* WHAT YOU NEED TO DO: Look through the material below and return every line that contains "FlowJo".

* DATA FOR PROCESSING:
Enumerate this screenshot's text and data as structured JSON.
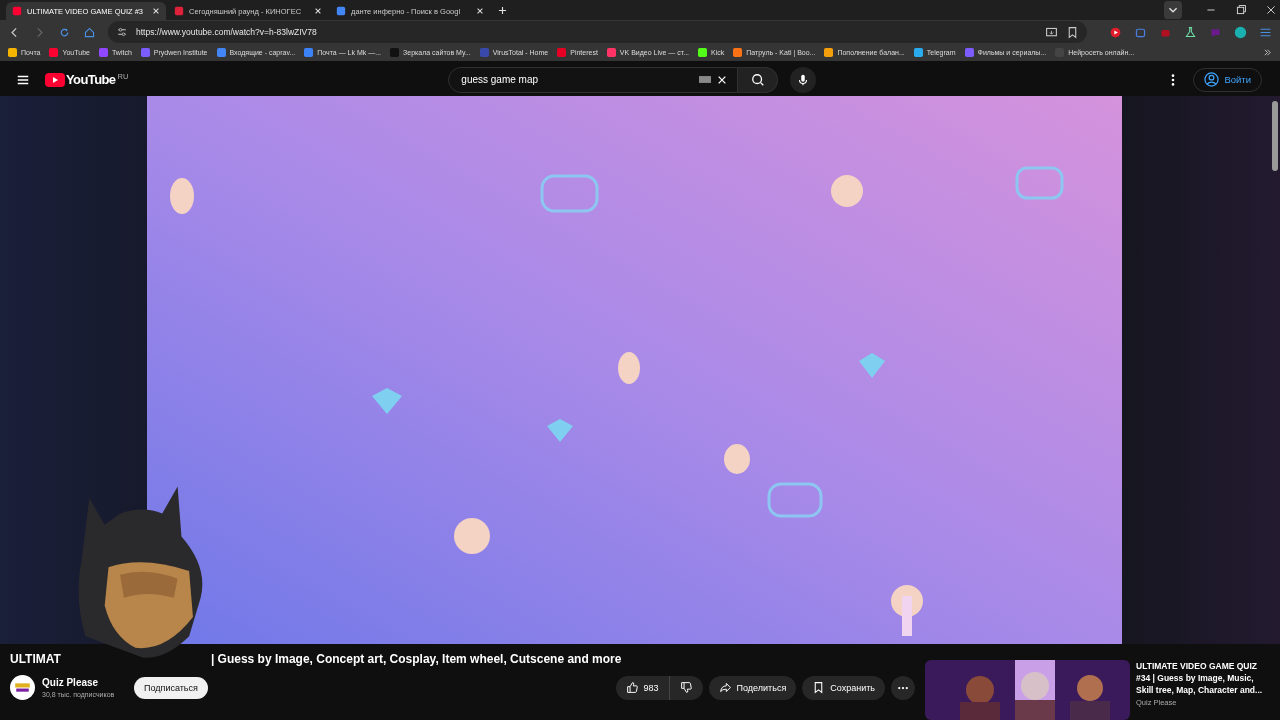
{
  "tabs": [
    {
      "title": "ULTIMATE VIDEO GAME QUIZ #3",
      "color": "#ff0033",
      "selected": true
    },
    {
      "title": "Сегодняшний раунд - КИНОГЕС",
      "color": "#e0213a",
      "selected": false
    },
    {
      "title": "данте инферно - Поиск в Googl",
      "color": "#4285f4",
      "selected": false
    }
  ],
  "address_bar": {
    "url": "https://www.youtube.com/watch?v=h-83lwZIV78"
  },
  "bookmarks": [
    {
      "label": "Почта",
      "color": "#f5b400"
    },
    {
      "label": "YouTube",
      "color": "#ff0033"
    },
    {
      "label": "Twitch",
      "color": "#9146ff"
    },
    {
      "label": "Prydwen Institute",
      "color": "#7a5cff"
    },
    {
      "label": "Входящие - caprav...",
      "color": "#4285f4"
    },
    {
      "label": "Почта — Lk Mk —...",
      "color": "#3b82f6"
    },
    {
      "label": "Зеркала сайтов My...",
      "color": "#111111"
    },
    {
      "label": "VirusTotal - Home",
      "color": "#3949ab"
    },
    {
      "label": "Pinterest",
      "color": "#e60023"
    },
    {
      "label": "VK Видео Live — ст...",
      "color": "#ff3366"
    },
    {
      "label": "Kick",
      "color": "#53fc18"
    },
    {
      "label": "Патруль - Kati | Boo...",
      "color": "#f97316"
    },
    {
      "label": "Пополнение балан...",
      "color": "#f59e0b"
    },
    {
      "label": "Telegram",
      "color": "#2aabee"
    },
    {
      "label": "Фильмы и сериалы...",
      "color": "#7c5cff"
    },
    {
      "label": "Нейросеть онлайн...",
      "color": "#444444"
    }
  ],
  "youtube_header": {
    "logo_text": "YouTube",
    "region": "RU",
    "search_value": "guess game map",
    "sign_in": "Войти"
  },
  "video_title": {
    "visible_start": "ULTIMAT",
    "visible_end": "| Guess by Image, Concept art, Cosplay, Item wheel, Cutscene and more"
  },
  "channel": {
    "name": "Quiz Please",
    "subscribers": "30,8 тыс. подписчиков",
    "subscribe": "Подписаться"
  },
  "actions": {
    "likes": "983",
    "share": "Поделиться",
    "save": "Сохранить"
  },
  "recommended": {
    "title": "ULTIMATE VIDEO GAME QUIZ #34 | Guess by Image, Music, Skill tree, Map, Character and...",
    "channel": "Quiz Please"
  }
}
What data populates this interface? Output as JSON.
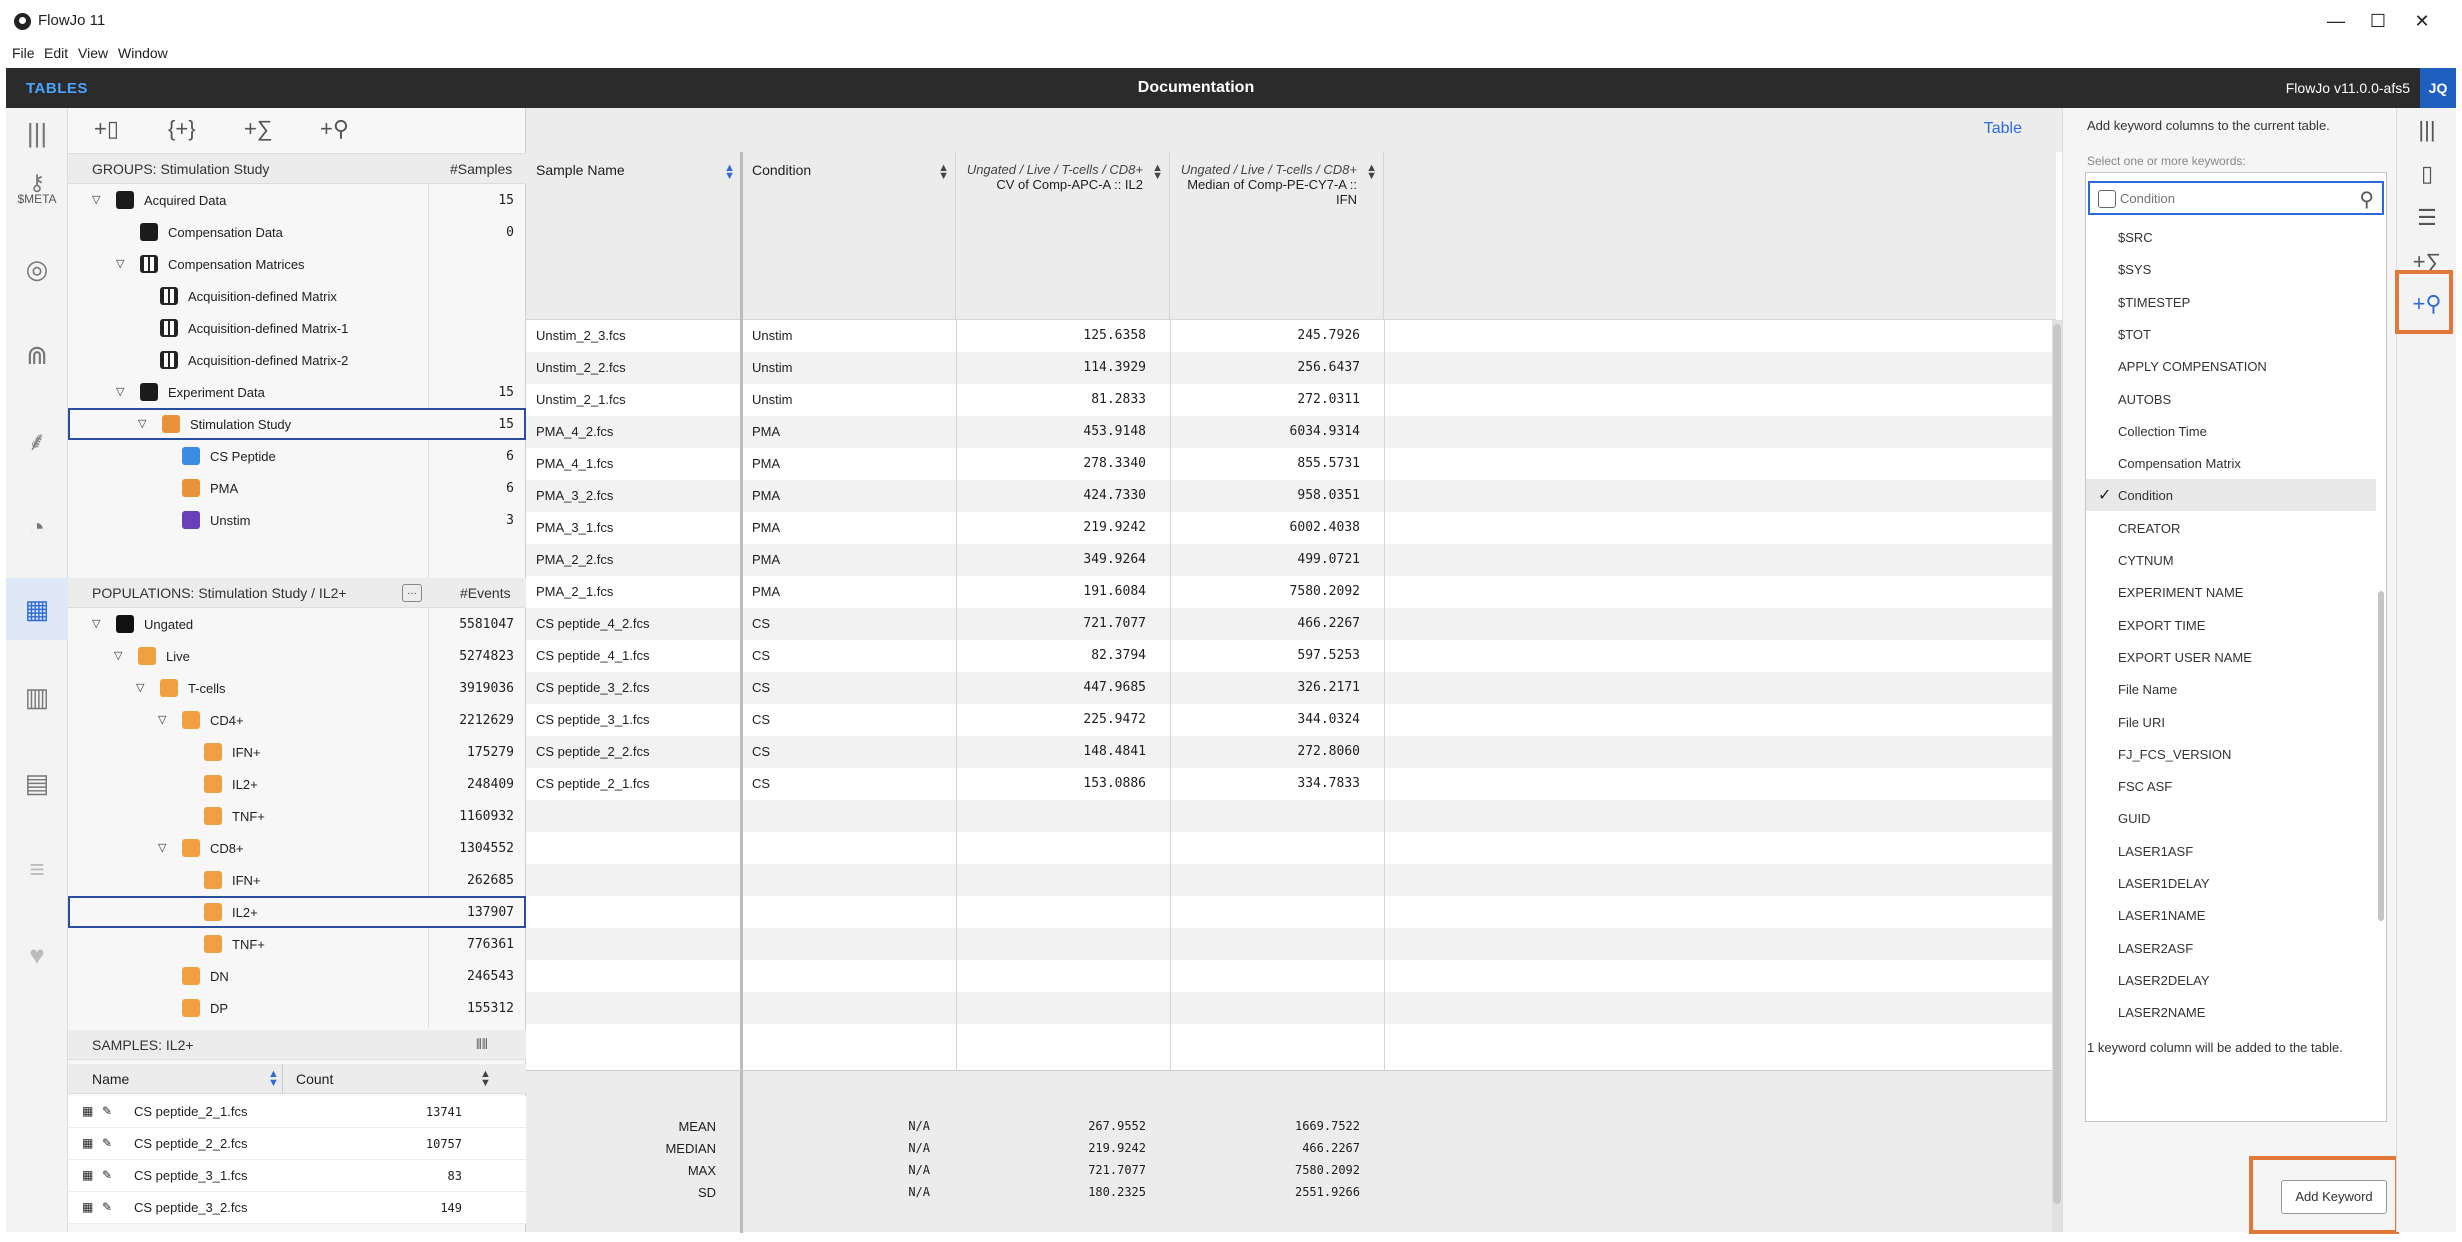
{
  "window": {
    "title": "FlowJo 11",
    "minimize": "—",
    "maximize": "☐",
    "close": "✕"
  },
  "menu": [
    "File",
    "Edit",
    "View",
    "Window"
  ],
  "topbar": {
    "section": "TABLES",
    "document": "Documentation",
    "version": "FlowJo v11.0.0-afs5",
    "user": "JQ"
  },
  "leftrail": {
    "meta_label": "$META"
  },
  "groups": {
    "header": "GROUPS: Stimulation Study",
    "count_header": "#Samples",
    "rows": [
      {
        "name": "Acquired Data",
        "value": "15"
      },
      {
        "name": "Compensation Data",
        "value": "0"
      },
      {
        "name": "Compensation Matrices",
        "value": ""
      },
      {
        "name": "Acquisition-defined Matrix",
        "value": ""
      },
      {
        "name": "Acquisition-defined Matrix-1",
        "value": ""
      },
      {
        "name": "Acquisition-defined Matrix-2",
        "value": ""
      },
      {
        "name": "Experiment Data",
        "value": "15"
      },
      {
        "name": "Stimulation Study",
        "value": "15"
      },
      {
        "name": "CS Peptide",
        "value": "6"
      },
      {
        "name": "PMA",
        "value": "6"
      },
      {
        "name": "Unstim",
        "value": "3"
      }
    ]
  },
  "populations": {
    "header": "POPULATIONS: Stimulation Study / IL2+",
    "count_header": "#Events",
    "rows": [
      {
        "name": "Ungated",
        "value": "5581047"
      },
      {
        "name": "Live",
        "value": "5274823"
      },
      {
        "name": "T-cells",
        "value": "3919036"
      },
      {
        "name": "CD4+",
        "value": "2212629"
      },
      {
        "name": "IFN+",
        "value": "175279"
      },
      {
        "name": "IL2+",
        "value": "248409"
      },
      {
        "name": "TNF+",
        "value": "1160932"
      },
      {
        "name": "CD8+",
        "value": "1304552"
      },
      {
        "name": "IFN+",
        "value": "262685"
      },
      {
        "name": "IL2+",
        "value": "137907"
      },
      {
        "name": "TNF+",
        "value": "776361"
      },
      {
        "name": "DN",
        "value": "246543"
      },
      {
        "name": "DP",
        "value": "155312"
      }
    ]
  },
  "samples": {
    "header": "SAMPLES: IL2+",
    "col_name": "Name",
    "col_count": "Count",
    "rows": [
      {
        "name": "CS peptide_2_1.fcs",
        "count": "13741"
      },
      {
        "name": "CS peptide_2_2.fcs",
        "count": "10757"
      },
      {
        "name": "CS peptide_3_1.fcs",
        "count": "83"
      },
      {
        "name": "CS peptide_3_2.fcs",
        "count": "149"
      }
    ]
  },
  "table": {
    "label": "Table",
    "columns": [
      {
        "sub": "",
        "main": "Sample Name"
      },
      {
        "sub": "",
        "main": "Condition"
      },
      {
        "sub": "Ungated / Live / T-cells / CD8+",
        "main": "CV of Comp-APC-A :: IL2"
      },
      {
        "sub": "Ungated / Live / T-cells / CD8+",
        "main": "Median of Comp-PE-CY7-A :: IFN"
      }
    ],
    "rows": [
      {
        "sample": "Unstim_2_3.fcs",
        "condition": "Unstim",
        "cv": "125.6358",
        "median": "245.7926"
      },
      {
        "sample": "Unstim_2_2.fcs",
        "condition": "Unstim",
        "cv": "114.3929",
        "median": "256.6437"
      },
      {
        "sample": "Unstim_2_1.fcs",
        "condition": "Unstim",
        "cv": "81.2833",
        "median": "272.0311"
      },
      {
        "sample": "PMA_4_2.fcs",
        "condition": "PMA",
        "cv": "453.9148",
        "median": "6034.9314"
      },
      {
        "sample": "PMA_4_1.fcs",
        "condition": "PMA",
        "cv": "278.3340",
        "median": "855.5731"
      },
      {
        "sample": "PMA_3_2.fcs",
        "condition": "PMA",
        "cv": "424.7330",
        "median": "958.0351"
      },
      {
        "sample": "PMA_3_1.fcs",
        "condition": "PMA",
        "cv": "219.9242",
        "median": "6002.4038"
      },
      {
        "sample": "PMA_2_2.fcs",
        "condition": "PMA",
        "cv": "349.9264",
        "median": "499.0721"
      },
      {
        "sample": "PMA_2_1.fcs",
        "condition": "PMA",
        "cv": "191.6084",
        "median": "7580.2092"
      },
      {
        "sample": "CS peptide_4_2.fcs",
        "condition": "CS",
        "cv": "721.7077",
        "median": "466.2267"
      },
      {
        "sample": "CS peptide_4_1.fcs",
        "condition": "CS",
        "cv": "82.3794",
        "median": "597.5253"
      },
      {
        "sample": "CS peptide_3_2.fcs",
        "condition": "CS",
        "cv": "447.9685",
        "median": "326.2171"
      },
      {
        "sample": "CS peptide_3_1.fcs",
        "condition": "CS",
        "cv": "225.9472",
        "median": "344.0324"
      },
      {
        "sample": "CS peptide_2_2.fcs",
        "condition": "CS",
        "cv": "148.4841",
        "median": "272.8060"
      },
      {
        "sample": "CS peptide_2_1.fcs",
        "condition": "CS",
        "cv": "153.0886",
        "median": "334.7833"
      }
    ],
    "summary": [
      {
        "label": "MEAN",
        "condition": "N/A",
        "cv": "267.9552",
        "median": "1669.7522"
      },
      {
        "label": "MEDIAN",
        "condition": "N/A",
        "cv": "219.9242",
        "median": "466.2267"
      },
      {
        "label": "MAX",
        "condition": "N/A",
        "cv": "721.7077",
        "median": "7580.2092"
      },
      {
        "label": "SD",
        "condition": "N/A",
        "cv": "180.2325",
        "median": "2551.9266"
      }
    ]
  },
  "keywords": {
    "hint": "Add keyword columns to the current table.",
    "select_label": "Select one or more keywords:",
    "search_placeholder": "Condition",
    "items": [
      "$SRC",
      "$SYS",
      "$TIMESTEP",
      "$TOT",
      "APPLY COMPENSATION",
      "AUTOBS",
      "Collection Time",
      "Compensation Matrix",
      "Condition",
      "CREATOR",
      "CYTNUM",
      "EXPERIMENT NAME",
      "EXPORT TIME",
      "EXPORT USER NAME",
      "File Name",
      "File URI",
      "FJ_FCS_VERSION",
      "FSC ASF",
      "GUID",
      "LASER1ASF",
      "LASER1DELAY",
      "LASER1NAME",
      "LASER2ASF",
      "LASER2DELAY",
      "LASER2NAME"
    ],
    "checked": "Condition",
    "count_text": "1 keyword column will be added to the table.",
    "add_button": "Add Keyword"
  },
  "colors": {
    "accent": "#2f6bd8",
    "highlight": "#e2773a",
    "topbar": "#2b2b2b"
  }
}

* RESPONSE TO THE TASK:
    "title": "FlowJo 11",
    "version": "FlowJo v11.0.0-afs5",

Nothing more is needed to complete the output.